Short task:
Go through the listing beneath this task and return every line that carries the string "value".
# # #
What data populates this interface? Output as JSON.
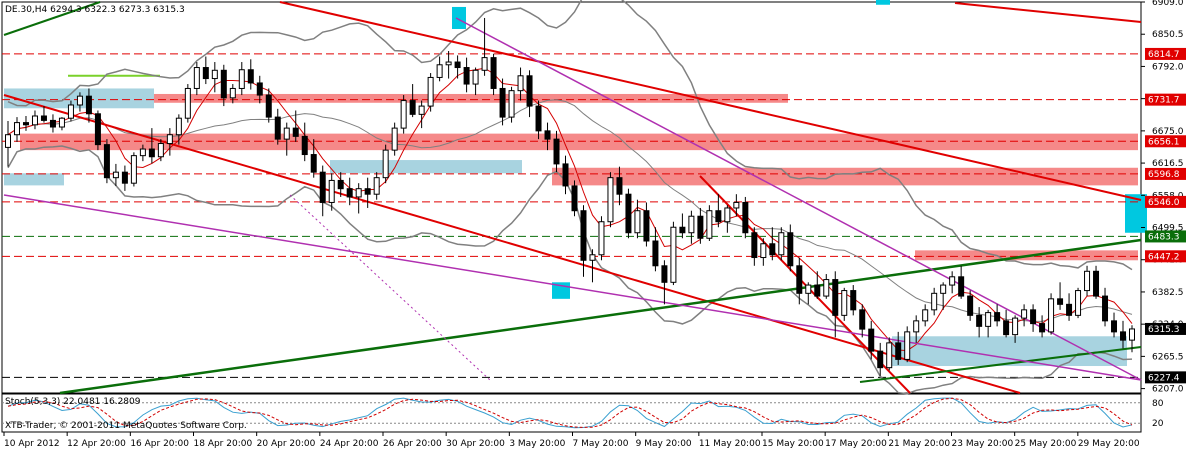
{
  "header": {
    "symbol_info": "DE.30,H4  6294.3 6322.3 6273.3 6315.3",
    "indicator_info": "Stoch(5,3,3) 22.0481 16.2809",
    "watermark": "XTB-Trader, © 2001-2011 MetaQuotes Software Corp."
  },
  "colors": {
    "bull": "#ffffff",
    "bear": "#000000",
    "zone_red": "#f26b6b",
    "zone_blue": "#a8d3e0",
    "cyan": "#00c8e0",
    "trend_red": "#e00000",
    "trend_green": "#0a6e0a",
    "trend_magenta": "#b030b0",
    "bollinger": "#808080",
    "ma": "#d40000",
    "stoch_main": "#3aa0d0",
    "stoch_signal": "#d00000"
  },
  "chart_data": {
    "type": "candlestick",
    "title": "DE.30,H4",
    "ylim": [
      6199.0,
      6909.0
    ],
    "y_ticks": [
      6909.0,
      6850.5,
      6792.0,
      6733.5,
      6675.0,
      6616.5,
      6558.0,
      6499.5,
      6441.0,
      6382.5,
      6324.0,
      6265.5,
      6207.0
    ],
    "x_labels": [
      "10 Apr 2012",
      "12 Apr 20:00",
      "16 Apr 20:00",
      "18 Apr 20:00",
      "20 Apr 20:00",
      "24 Apr 20:00",
      "26 Apr 20:00",
      "30 Apr 20:00",
      "3 May 20:00",
      "7 May 20:00",
      "9 May 20:00",
      "11 May 20:00",
      "15 May 20:00",
      "17 May 20:00",
      "21 May 20:00",
      "23 May 20:00",
      "25 May 20:00",
      "29 May 20:00"
    ],
    "price_markers": [
      {
        "label": "6814.7",
        "value": 6814.7,
        "color": "#e00000"
      },
      {
        "label": "6731.7",
        "value": 6731.7,
        "color": "#e00000"
      },
      {
        "label": "6656.1",
        "value": 6656.1,
        "color": "#e00000"
      },
      {
        "label": "6596.8",
        "value": 6596.8,
        "color": "#e00000"
      },
      {
        "label": "6546.0",
        "value": 6546.0,
        "color": "#e00000"
      },
      {
        "label": "6483.3",
        "value": 6483.3,
        "color": "#0a6e0a"
      },
      {
        "label": "6447.2",
        "value": 6447.2,
        "color": "#e00000"
      },
      {
        "label": "6315.3",
        "value": 6315.3,
        "color": "#000000"
      },
      {
        "label": "6227.4",
        "value": 6227.4,
        "color": "#000000"
      }
    ],
    "candles": [
      [
        6645,
        6693,
        6610,
        6668
      ],
      [
        6668,
        6700,
        6655,
        6690
      ],
      [
        6690,
        6702,
        6675,
        6686
      ],
      [
        6686,
        6712,
        6678,
        6702
      ],
      [
        6702,
        6720,
        6690,
        6694
      ],
      [
        6694,
        6705,
        6672,
        6682
      ],
      [
        6682,
        6700,
        6676,
        6698
      ],
      [
        6698,
        6730,
        6692,
        6722
      ],
      [
        6722,
        6745,
        6710,
        6738
      ],
      [
        6738,
        6752,
        6690,
        6706
      ],
      [
        6706,
        6712,
        6640,
        6650
      ],
      [
        6650,
        6660,
        6580,
        6590
      ],
      [
        6590,
        6615,
        6575,
        6600
      ],
      [
        6600,
        6612,
        6566,
        6580
      ],
      [
        6580,
        6636,
        6574,
        6630
      ],
      [
        6630,
        6650,
        6620,
        6642
      ],
      [
        6642,
        6680,
        6616,
        6628
      ],
      [
        6628,
        6660,
        6620,
        6652
      ],
      [
        6652,
        6680,
        6630,
        6668
      ],
      [
        6668,
        6705,
        6650,
        6698
      ],
      [
        6698,
        6760,
        6690,
        6752
      ],
      [
        6752,
        6800,
        6740,
        6790
      ],
      [
        6790,
        6810,
        6760,
        6770
      ],
      [
        6770,
        6800,
        6745,
        6785
      ],
      [
        6785,
        6795,
        6720,
        6735
      ],
      [
        6735,
        6760,
        6725,
        6752
      ],
      [
        6752,
        6800,
        6740,
        6786
      ],
      [
        6786,
        6805,
        6750,
        6762
      ],
      [
        6762,
        6775,
        6725,
        6740
      ],
      [
        6740,
        6752,
        6690,
        6700
      ],
      [
        6700,
        6715,
        6650,
        6660
      ],
      [
        6660,
        6690,
        6630,
        6680
      ],
      [
        6680,
        6712,
        6655,
        6665
      ],
      [
        6665,
        6690,
        6620,
        6632
      ],
      [
        6632,
        6660,
        6590,
        6600
      ],
      [
        6600,
        6612,
        6520,
        6545
      ],
      [
        6545,
        6598,
        6530,
        6585
      ],
      [
        6585,
        6600,
        6555,
        6570
      ],
      [
        6570,
        6590,
        6540,
        6555
      ],
      [
        6555,
        6580,
        6525,
        6570
      ],
      [
        6570,
        6590,
        6535,
        6560
      ],
      [
        6560,
        6600,
        6550,
        6590
      ],
      [
        6590,
        6650,
        6580,
        6640
      ],
      [
        6640,
        6690,
        6630,
        6680
      ],
      [
        6680,
        6740,
        6670,
        6730
      ],
      [
        6730,
        6760,
        6700,
        6705
      ],
      [
        6705,
        6730,
        6680,
        6720
      ],
      [
        6720,
        6780,
        6710,
        6772
      ],
      [
        6772,
        6810,
        6765,
        6795
      ],
      [
        6795,
        6820,
        6770,
        6800
      ],
      [
        6800,
        6812,
        6770,
        6790
      ],
      [
        6790,
        6808,
        6745,
        6760
      ],
      [
        6760,
        6790,
        6740,
        6785
      ],
      [
        6785,
        6880,
        6775,
        6808
      ],
      [
        6808,
        6815,
        6740,
        6752
      ],
      [
        6752,
        6770,
        6685,
        6700
      ],
      [
        6700,
        6755,
        6690,
        6748
      ],
      [
        6748,
        6790,
        6730,
        6775
      ],
      [
        6775,
        6785,
        6700,
        6720
      ],
      [
        6720,
        6730,
        6660,
        6675
      ],
      [
        6675,
        6690,
        6640,
        6660
      ],
      [
        6660,
        6675,
        6600,
        6615
      ],
      [
        6615,
        6630,
        6560,
        6575
      ],
      [
        6575,
        6585,
        6520,
        6530
      ],
      [
        6530,
        6540,
        6410,
        6440
      ],
      [
        6440,
        6460,
        6400,
        6450
      ],
      [
        6450,
        6520,
        6440,
        6510
      ],
      [
        6510,
        6600,
        6500,
        6590
      ],
      [
        6590,
        6610,
        6540,
        6560
      ],
      [
        6560,
        6570,
        6480,
        6490
      ],
      [
        6490,
        6550,
        6480,
        6530
      ],
      [
        6530,
        6545,
        6465,
        6475
      ],
      [
        6475,
        6500,
        6420,
        6430
      ],
      [
        6430,
        6440,
        6360,
        6400
      ],
      [
        6400,
        6510,
        6395,
        6500
      ],
      [
        6500,
        6525,
        6480,
        6490
      ],
      [
        6490,
        6530,
        6470,
        6520
      ],
      [
        6520,
        6535,
        6470,
        6480
      ],
      [
        6480,
        6540,
        6475,
        6530
      ],
      [
        6530,
        6560,
        6500,
        6510
      ],
      [
        6510,
        6540,
        6490,
        6535
      ],
      [
        6535,
        6560,
        6520,
        6545
      ],
      [
        6545,
        6555,
        6480,
        6490
      ],
      [
        6490,
        6500,
        6430,
        6445
      ],
      [
        6445,
        6480,
        6430,
        6470
      ],
      [
        6470,
        6500,
        6440,
        6450
      ],
      [
        6450,
        6500,
        6440,
        6490
      ],
      [
        6490,
        6505,
        6420,
        6430
      ],
      [
        6430,
        6445,
        6360,
        6380
      ],
      [
        6380,
        6400,
        6360,
        6395
      ],
      [
        6395,
        6420,
        6370,
        6375
      ],
      [
        6375,
        6415,
        6370,
        6405
      ],
      [
        6405,
        6420,
        6300,
        6340
      ],
      [
        6340,
        6390,
        6330,
        6385
      ],
      [
        6385,
        6395,
        6340,
        6350
      ],
      [
        6350,
        6360,
        6300,
        6315
      ],
      [
        6315,
        6330,
        6260,
        6275
      ],
      [
        6275,
        6290,
        6230,
        6245
      ],
      [
        6245,
        6300,
        6240,
        6290
      ],
      [
        6290,
        6310,
        6250,
        6260
      ],
      [
        6260,
        6320,
        6255,
        6310
      ],
      [
        6310,
        6340,
        6290,
        6330
      ],
      [
        6330,
        6360,
        6320,
        6350
      ],
      [
        6350,
        6390,
        6340,
        6380
      ],
      [
        6380,
        6400,
        6350,
        6395
      ],
      [
        6395,
        6420,
        6380,
        6410
      ],
      [
        6410,
        6430,
        6370,
        6375
      ],
      [
        6375,
        6385,
        6330,
        6340
      ],
      [
        6340,
        6355,
        6300,
        6320
      ],
      [
        6320,
        6350,
        6300,
        6345
      ],
      [
        6345,
        6360,
        6320,
        6330
      ],
      [
        6330,
        6350,
        6300,
        6305
      ],
      [
        6305,
        6340,
        6290,
        6335
      ],
      [
        6335,
        6360,
        6320,
        6350
      ],
      [
        6350,
        6360,
        6310,
        6325
      ],
      [
        6325,
        6340,
        6300,
        6310
      ],
      [
        6310,
        6380,
        6305,
        6370
      ],
      [
        6370,
        6400,
        6350,
        6360
      ],
      [
        6360,
        6380,
        6330,
        6340
      ],
      [
        6340,
        6390,
        6335,
        6385
      ],
      [
        6385,
        6430,
        6375,
        6420
      ],
      [
        6420,
        6430,
        6370,
        6375
      ],
      [
        6375,
        6390,
        6320,
        6330
      ],
      [
        6330,
        6345,
        6300,
        6310
      ],
      [
        6310,
        6330,
        6280,
        6295
      ],
      [
        6295,
        6322,
        6273,
        6315.3
      ]
    ]
  }
}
# # #
Solution for this problem:
        "value": 6814.7,
        "value": 6731.7,
        "value": 6656.1,
        "value": 6596.8,
        "value": 6546.0,
        "value": 6483.3,
        "value": 6447.2,
        "value": 6315.3,
        "value": 6227.4,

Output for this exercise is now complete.